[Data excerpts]
______________________________

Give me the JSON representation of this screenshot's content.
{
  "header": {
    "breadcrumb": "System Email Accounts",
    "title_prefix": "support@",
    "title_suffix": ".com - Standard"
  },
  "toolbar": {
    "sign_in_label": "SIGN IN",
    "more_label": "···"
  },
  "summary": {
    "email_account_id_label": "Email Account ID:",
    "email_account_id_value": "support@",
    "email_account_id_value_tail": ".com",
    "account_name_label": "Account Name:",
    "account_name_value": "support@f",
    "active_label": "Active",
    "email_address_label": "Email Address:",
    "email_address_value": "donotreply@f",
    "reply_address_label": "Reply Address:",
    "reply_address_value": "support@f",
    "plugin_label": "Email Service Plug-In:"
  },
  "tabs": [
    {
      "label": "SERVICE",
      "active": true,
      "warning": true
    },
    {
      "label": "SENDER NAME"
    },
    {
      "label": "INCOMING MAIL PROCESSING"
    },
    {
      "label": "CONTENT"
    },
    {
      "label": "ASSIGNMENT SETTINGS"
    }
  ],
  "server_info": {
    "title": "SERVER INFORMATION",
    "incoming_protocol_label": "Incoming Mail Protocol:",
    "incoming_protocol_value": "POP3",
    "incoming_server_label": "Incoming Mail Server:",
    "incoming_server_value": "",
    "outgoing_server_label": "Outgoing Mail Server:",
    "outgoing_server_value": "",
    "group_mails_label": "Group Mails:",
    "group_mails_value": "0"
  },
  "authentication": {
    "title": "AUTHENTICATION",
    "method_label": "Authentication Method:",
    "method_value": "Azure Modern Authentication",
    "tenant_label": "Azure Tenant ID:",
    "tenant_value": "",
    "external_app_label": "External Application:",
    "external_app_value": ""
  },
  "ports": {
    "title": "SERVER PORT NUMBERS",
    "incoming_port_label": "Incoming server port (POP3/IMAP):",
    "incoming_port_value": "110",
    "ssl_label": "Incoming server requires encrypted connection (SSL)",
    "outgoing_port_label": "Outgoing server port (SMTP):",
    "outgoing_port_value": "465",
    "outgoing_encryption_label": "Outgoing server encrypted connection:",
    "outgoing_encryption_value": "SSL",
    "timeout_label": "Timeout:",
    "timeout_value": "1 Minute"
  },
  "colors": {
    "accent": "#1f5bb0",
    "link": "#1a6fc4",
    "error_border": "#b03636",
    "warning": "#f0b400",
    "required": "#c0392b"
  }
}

______________________________

- _What to do_
Transcribe each entry precisely, missing none.

- _Solution for this exercise_
Give me the JSON representation of this screenshot's content.
{
  "header": {
    "breadcrumb": "System Email Accounts",
    "title_prefix": "support@",
    "title_suffix": ".com - Standard"
  },
  "toolbar": {
    "sign_in_label": "SIGN IN",
    "more_label": "···"
  },
  "summary": {
    "email_account_id_label": "Email Account ID:",
    "email_account_id_value": "support@",
    "email_account_id_value_tail": ".com",
    "account_name_label": "Account Name:",
    "account_name_value": "support@f",
    "active_label": "Active",
    "email_address_label": "Email Address:",
    "email_address_value": "donotreply@f",
    "reply_address_label": "Reply Address:",
    "reply_address_value": "support@f",
    "plugin_label": "Email Service Plug-In:"
  },
  "tabs": [
    {
      "label": "SERVICE",
      "active": true,
      "warning": true
    },
    {
      "label": "SENDER NAME"
    },
    {
      "label": "INCOMING MAIL PROCESSING"
    },
    {
      "label": "CONTENT"
    },
    {
      "label": "ASSIGNMENT SETTINGS"
    }
  ],
  "server_info": {
    "title": "SERVER INFORMATION",
    "incoming_protocol_label": "Incoming Mail Protocol:",
    "incoming_protocol_value": "POP3",
    "incoming_server_label": "Incoming Mail Server:",
    "incoming_server_value": "",
    "outgoing_server_label": "Outgoing Mail Server:",
    "outgoing_server_value": "",
    "group_mails_label": "Group Mails:",
    "group_mails_value": "0"
  },
  "authentication": {
    "title": "AUTHENTICATION",
    "method_label": "Authentication Method:",
    "method_value": "Azure Modern Authentication",
    "tenant_label": "Azure Tenant ID:",
    "tenant_value": "",
    "external_app_label": "External Application:",
    "external_app_value": ""
  },
  "ports": {
    "title": "SERVER PORT NUMBERS",
    "incoming_port_label": "Incoming server port (POP3/IMAP):",
    "incoming_port_value": "110",
    "ssl_label": "Incoming server requires encrypted connection (SSL)",
    "outgoing_port_label": "Outgoing server port (SMTP):",
    "outgoing_port_value": "465",
    "outgoing_encryption_label": "Outgoing server encrypted connection:",
    "outgoing_encryption_value": "SSL",
    "timeout_label": "Timeout:",
    "timeout_value": "1 Minute"
  },
  "colors": {
    "accent": "#1f5bb0",
    "link": "#1a6fc4",
    "error_border": "#b03636",
    "warning": "#f0b400",
    "required": "#c0392b"
  }
}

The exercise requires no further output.